Given problem → Collect the lines of the entries where "true" shows up.

==== Data supplied ====

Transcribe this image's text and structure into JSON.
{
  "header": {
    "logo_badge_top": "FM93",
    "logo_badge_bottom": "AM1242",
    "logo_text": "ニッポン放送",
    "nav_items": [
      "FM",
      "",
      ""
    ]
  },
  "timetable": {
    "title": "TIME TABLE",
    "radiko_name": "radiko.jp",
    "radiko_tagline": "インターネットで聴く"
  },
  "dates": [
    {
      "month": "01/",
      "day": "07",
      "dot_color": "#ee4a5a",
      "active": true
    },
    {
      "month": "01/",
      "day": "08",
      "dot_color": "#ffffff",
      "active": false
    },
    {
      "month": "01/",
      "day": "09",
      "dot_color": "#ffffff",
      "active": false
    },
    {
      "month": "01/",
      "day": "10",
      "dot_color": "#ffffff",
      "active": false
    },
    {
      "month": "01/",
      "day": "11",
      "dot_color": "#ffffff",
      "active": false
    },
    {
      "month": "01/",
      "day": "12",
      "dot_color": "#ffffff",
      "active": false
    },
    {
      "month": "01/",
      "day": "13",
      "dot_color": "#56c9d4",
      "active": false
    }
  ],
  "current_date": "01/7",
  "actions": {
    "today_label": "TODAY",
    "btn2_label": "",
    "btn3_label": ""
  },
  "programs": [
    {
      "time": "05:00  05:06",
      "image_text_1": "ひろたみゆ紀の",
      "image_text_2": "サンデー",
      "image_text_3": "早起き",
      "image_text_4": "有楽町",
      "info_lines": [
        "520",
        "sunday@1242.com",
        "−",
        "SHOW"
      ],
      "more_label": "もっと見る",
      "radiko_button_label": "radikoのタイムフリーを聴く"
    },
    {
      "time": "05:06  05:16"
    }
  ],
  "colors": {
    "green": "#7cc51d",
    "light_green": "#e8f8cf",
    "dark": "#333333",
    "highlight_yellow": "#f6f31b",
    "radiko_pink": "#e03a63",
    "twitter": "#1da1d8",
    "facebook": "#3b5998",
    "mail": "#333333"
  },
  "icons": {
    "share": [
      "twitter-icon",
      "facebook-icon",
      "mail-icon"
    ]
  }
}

====
==== Data supplied ====

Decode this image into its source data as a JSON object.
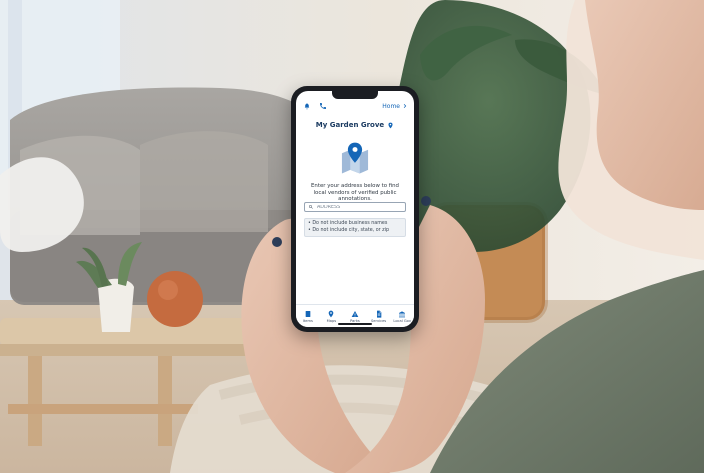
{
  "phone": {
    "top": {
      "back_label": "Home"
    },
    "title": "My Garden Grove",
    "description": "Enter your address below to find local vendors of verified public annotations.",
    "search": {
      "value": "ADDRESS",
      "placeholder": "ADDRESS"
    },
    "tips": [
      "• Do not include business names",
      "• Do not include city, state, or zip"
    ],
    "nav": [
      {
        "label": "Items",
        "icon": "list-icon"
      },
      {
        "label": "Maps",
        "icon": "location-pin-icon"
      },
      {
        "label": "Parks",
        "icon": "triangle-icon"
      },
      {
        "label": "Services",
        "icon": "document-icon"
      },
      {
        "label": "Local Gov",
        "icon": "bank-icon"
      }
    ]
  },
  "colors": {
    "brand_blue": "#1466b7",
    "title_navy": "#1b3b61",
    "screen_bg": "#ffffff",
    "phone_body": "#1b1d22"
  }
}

====
==== Data supplied ====

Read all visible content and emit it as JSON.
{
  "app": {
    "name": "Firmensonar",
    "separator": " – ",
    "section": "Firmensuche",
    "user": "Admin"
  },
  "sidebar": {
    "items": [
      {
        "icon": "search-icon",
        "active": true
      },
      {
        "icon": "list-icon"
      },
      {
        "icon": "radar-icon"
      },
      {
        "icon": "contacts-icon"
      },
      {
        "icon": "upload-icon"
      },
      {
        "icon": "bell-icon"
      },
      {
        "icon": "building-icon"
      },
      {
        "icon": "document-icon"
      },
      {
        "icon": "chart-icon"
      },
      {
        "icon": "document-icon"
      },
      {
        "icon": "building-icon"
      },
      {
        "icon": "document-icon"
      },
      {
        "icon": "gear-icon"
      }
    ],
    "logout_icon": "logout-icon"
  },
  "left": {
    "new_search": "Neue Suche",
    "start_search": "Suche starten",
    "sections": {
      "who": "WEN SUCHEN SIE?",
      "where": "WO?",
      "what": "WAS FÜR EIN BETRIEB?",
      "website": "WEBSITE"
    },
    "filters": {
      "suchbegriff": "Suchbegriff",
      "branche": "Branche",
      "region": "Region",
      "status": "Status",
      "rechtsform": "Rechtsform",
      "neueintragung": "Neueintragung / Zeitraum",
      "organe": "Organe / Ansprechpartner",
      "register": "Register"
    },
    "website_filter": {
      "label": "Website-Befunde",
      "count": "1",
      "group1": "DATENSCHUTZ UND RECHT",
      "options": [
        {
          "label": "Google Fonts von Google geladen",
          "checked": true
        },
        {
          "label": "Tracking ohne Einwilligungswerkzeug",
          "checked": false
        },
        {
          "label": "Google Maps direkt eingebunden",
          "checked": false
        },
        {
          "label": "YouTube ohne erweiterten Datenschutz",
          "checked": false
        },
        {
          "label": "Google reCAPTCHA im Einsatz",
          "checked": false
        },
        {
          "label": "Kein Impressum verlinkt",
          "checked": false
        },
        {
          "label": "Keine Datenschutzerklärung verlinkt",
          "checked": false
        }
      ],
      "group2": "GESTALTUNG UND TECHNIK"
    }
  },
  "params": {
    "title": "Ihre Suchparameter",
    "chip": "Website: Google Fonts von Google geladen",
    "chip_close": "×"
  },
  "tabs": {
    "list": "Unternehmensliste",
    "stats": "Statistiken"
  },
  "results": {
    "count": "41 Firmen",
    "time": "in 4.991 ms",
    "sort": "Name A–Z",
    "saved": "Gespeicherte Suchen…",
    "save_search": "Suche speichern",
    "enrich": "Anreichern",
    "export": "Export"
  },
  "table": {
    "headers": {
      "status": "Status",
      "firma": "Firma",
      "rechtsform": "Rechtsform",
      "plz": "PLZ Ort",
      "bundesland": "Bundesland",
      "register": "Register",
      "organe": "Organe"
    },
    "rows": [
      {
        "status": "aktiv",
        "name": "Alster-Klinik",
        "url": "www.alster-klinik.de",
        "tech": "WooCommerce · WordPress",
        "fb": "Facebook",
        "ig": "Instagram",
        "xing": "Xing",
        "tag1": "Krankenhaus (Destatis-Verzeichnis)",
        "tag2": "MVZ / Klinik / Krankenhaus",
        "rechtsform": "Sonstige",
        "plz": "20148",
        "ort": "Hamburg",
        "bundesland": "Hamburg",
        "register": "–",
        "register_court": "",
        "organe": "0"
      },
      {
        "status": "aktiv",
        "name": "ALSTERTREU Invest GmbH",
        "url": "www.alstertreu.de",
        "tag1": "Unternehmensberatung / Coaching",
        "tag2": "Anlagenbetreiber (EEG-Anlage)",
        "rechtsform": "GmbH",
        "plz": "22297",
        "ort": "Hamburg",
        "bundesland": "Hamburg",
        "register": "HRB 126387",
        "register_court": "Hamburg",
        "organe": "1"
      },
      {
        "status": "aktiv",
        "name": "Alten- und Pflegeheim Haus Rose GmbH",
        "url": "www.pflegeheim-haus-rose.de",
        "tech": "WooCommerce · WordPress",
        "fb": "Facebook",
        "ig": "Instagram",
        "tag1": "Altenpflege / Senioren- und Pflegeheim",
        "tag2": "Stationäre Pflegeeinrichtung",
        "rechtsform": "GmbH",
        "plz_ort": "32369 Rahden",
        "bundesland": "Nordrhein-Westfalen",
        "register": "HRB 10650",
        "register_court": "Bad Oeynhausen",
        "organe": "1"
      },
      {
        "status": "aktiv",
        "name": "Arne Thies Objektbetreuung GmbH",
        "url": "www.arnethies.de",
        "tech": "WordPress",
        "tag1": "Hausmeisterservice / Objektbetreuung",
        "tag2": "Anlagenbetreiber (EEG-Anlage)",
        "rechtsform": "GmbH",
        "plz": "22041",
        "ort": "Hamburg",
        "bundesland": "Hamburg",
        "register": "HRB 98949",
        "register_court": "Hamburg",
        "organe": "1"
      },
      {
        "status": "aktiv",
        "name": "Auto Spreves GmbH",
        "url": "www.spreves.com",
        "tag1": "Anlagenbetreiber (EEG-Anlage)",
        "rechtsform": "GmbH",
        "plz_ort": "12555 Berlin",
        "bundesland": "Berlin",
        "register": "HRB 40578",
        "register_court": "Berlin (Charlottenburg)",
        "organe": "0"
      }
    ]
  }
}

====

Output →
      "active": true
        "active": true
          "checked": true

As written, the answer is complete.